◆ TRECHO APRESENTADO
┄┄┄┄┄┄┄┄┄┄
Basicamente, quando estimamos um modelo econométrico, alguns problemas típicos surgem. Entre tais problemas há os velhos conhecidos, como a heteroscedasticidade, a autocorrelação dos resíduos ou a multicolinearidade. Esses problemas podem afetar sua análise e viesar seu modelo, e há formas de combatê-los. Mas hoje, aqui, trataremos de outra forma de problema não muito rara na econometria, as variáveis que apresentam modificação em seu comportamento sob determinadas circunstâncias qualitativas.
Por exemplo, o caso clássico de diferenças de salários entre homens e mulheres, explicada por aspectos culturais subjetivos; Numa estimativa dos aspectos que definam um salário, o modelo precisa levar em conta se está tratando de homem ou mulher na sua previsão, pois este aspecto qualitativo influencia a capacidade de estimação. Um outro exemplo poderia ser a quantidade de turistas que desembarcam no Brasil todos os anos, e observar a quebra estrutural que deverá haver nas épocas da Copa do Mundo e das Olimpíadas que ocorrerão no país; Essas variáveis qualitativas precisam ser consideradas em especial.
Mas como trabalhar com essas condições especiais? Basicamente, a isto se dedica esse texto.
┄┄┄┄┄┄┄┄┄┄
◆ REGISTROS SELECIONADOS
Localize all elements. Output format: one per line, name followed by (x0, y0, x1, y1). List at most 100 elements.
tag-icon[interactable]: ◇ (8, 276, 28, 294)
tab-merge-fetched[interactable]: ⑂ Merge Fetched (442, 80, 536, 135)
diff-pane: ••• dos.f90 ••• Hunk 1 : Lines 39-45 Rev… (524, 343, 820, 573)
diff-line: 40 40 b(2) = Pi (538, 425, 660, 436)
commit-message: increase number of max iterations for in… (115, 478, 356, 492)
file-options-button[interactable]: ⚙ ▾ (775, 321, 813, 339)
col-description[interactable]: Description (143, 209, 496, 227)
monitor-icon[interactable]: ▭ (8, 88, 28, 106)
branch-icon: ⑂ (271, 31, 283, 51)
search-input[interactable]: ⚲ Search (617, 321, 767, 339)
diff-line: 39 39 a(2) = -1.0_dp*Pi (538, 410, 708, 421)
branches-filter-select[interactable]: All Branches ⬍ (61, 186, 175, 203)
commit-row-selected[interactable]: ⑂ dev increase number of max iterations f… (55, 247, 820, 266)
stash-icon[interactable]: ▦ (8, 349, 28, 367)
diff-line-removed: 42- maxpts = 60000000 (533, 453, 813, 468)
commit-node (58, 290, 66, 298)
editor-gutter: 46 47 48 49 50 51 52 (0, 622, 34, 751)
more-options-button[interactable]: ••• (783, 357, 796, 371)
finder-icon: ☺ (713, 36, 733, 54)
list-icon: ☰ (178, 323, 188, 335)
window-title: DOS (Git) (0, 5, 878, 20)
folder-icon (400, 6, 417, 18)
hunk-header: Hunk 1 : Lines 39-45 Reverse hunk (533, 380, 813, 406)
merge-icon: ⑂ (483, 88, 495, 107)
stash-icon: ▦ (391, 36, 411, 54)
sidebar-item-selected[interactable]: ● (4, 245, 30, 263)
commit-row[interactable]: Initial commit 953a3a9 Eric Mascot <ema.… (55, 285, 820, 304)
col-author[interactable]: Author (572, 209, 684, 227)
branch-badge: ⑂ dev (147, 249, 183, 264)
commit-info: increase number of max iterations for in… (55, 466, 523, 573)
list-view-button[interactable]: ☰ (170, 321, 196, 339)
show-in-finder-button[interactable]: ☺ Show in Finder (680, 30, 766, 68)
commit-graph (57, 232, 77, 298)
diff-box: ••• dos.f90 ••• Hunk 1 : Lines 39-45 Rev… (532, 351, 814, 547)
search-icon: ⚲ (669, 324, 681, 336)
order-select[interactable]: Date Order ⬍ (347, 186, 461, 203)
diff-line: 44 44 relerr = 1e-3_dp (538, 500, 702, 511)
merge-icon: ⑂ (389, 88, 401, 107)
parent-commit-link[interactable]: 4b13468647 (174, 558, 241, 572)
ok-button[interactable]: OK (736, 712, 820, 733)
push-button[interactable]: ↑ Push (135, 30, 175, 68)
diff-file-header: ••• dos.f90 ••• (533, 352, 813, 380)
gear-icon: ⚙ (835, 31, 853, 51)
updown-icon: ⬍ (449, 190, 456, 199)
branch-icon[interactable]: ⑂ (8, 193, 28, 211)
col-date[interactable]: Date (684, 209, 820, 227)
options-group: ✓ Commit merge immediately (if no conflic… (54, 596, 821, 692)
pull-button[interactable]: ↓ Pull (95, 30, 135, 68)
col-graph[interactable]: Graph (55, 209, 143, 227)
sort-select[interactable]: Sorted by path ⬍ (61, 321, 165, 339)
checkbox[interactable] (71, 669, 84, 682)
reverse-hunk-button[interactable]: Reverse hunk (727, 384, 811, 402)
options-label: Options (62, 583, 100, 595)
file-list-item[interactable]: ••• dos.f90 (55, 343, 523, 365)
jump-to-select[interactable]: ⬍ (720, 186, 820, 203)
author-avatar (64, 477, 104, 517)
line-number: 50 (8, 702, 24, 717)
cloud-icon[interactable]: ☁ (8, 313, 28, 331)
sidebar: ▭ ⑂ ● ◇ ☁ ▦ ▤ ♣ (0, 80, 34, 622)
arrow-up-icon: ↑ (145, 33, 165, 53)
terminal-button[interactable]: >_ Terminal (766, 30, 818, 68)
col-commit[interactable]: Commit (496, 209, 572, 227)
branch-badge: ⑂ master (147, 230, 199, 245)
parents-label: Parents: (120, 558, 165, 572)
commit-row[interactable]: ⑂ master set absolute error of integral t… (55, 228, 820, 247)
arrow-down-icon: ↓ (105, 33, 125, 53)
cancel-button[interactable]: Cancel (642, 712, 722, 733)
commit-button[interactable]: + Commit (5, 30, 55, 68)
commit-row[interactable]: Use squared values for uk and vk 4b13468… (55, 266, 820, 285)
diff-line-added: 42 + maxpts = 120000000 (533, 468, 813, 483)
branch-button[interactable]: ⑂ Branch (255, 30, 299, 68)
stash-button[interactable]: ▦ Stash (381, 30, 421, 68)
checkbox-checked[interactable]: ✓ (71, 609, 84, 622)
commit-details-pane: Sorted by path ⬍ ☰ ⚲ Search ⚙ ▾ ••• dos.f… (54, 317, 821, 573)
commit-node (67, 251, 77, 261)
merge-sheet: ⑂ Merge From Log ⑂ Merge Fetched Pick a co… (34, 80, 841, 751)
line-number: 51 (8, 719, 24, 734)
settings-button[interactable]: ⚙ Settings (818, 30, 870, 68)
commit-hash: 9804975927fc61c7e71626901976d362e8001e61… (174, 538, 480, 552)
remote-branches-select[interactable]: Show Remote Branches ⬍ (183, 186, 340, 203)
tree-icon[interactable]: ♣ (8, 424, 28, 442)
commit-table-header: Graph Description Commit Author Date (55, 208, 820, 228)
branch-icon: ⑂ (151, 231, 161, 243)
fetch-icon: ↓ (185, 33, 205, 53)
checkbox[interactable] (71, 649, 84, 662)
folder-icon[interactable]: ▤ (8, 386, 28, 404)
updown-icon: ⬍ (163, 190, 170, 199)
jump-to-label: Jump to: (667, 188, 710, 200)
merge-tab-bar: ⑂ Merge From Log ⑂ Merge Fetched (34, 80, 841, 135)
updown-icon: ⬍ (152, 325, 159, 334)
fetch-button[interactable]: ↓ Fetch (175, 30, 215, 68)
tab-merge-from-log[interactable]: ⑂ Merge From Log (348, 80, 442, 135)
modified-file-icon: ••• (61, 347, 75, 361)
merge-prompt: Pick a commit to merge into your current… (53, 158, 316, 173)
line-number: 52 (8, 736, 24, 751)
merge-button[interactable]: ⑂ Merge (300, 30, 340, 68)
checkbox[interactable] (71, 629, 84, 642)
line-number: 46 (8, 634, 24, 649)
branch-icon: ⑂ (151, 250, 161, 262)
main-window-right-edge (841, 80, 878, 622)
┄┄┄┄┄┄┄┄┄┄
◆ INSTRUÇÃO ESCRITA 1
Transcreva os registros do início até a linha que contém "merge-icon: ⑂ (483, 88, 495, 107)", incluindo essa linha.
◆ INSTRUÇÃO ESCRITA 2
Dê continuidade ao texto sobre variáveis qualitativas em modelos econométricos a partir da última frase apresentada.
O texto e os registros não têm relação entre si.

◆ RESPOSTA DO EXERCÍCIO 1
Localize all elements. Output format: one per line, name followed by (x0, y0, x1, y1). List at most 100 elements.
tag-icon[interactable]: ◇ (8, 276, 28, 294)
tab-merge-fetched[interactable]: ⑂ Merge Fetched (442, 80, 536, 135)
diff-pane: ••• dos.f90 ••• Hunk 1 : Lines 39-45 Rev… (524, 343, 820, 573)
diff-line: 40 40 b(2) = Pi (538, 425, 660, 436)
commit-message: increase number of max iterations for in… (115, 478, 356, 492)
file-options-button[interactable]: ⚙ ▾ (775, 321, 813, 339)
col-description[interactable]: Description (143, 209, 496, 227)
monitor-icon[interactable]: ▭ (8, 88, 28, 106)
branch-icon: ⑂ (271, 31, 283, 51)
search-input[interactable]: ⚲ Search (617, 321, 767, 339)
diff-line: 39 39 a(2) = -1.0_dp*Pi (538, 410, 708, 421)
branches-filter-select[interactable]: All Branches ⬍ (61, 186, 175, 203)
commit-row-selected[interactable]: ⑂ dev increase number of max iterations f… (55, 247, 820, 266)
stash-icon[interactable]: ▦ (8, 349, 28, 367)
diff-line-removed: 42- maxpts = 60000000 (533, 453, 813, 468)
commit-node (58, 290, 66, 298)
editor-gutter: 46 47 48 49 50 51 52 (0, 622, 34, 751)
more-options-button[interactable]: ••• (783, 357, 796, 371)
finder-icon: ☺ (713, 36, 733, 54)
list-icon: ☰ (178, 323, 188, 335)
window-title: DOS (Git) (0, 5, 878, 20)
folder-icon (400, 6, 417, 18)
hunk-header: Hunk 1 : Lines 39-45 Reverse hunk (533, 380, 813, 406)
merge-icon: ⑂ (483, 88, 495, 107)

◆ RESPOSTA DO EXERCÍCIO 2
ANÁLISE DA BASE DE DADOS
Basicamente, o que será feito é num primeiro momento é analisar a sua base de dados para se observar se há de fato variáveis qualitativas ali. Essas variáveis são diferentes de outras como "renda" ou "taxa de juros", exatamente pelo aspecto dessas últimas serem medidas em números. Na análise da sua base de dados você ainda averiguará se houve vieses instrumentais na coleta dos dados ou na metodologia de escolha e separação das variáveis. Se a sua pesquisa incluir ainda números-índices, há ainda aspectos problemáticos específicos a esses a se considerar.
O que faremos quando encontramos as variáveis qualitativa, é atribuir-lhas valores numéricos para que elas se tornem então passivas de mensuração, através de um artifício de construção de variáveis binárias ou dummies.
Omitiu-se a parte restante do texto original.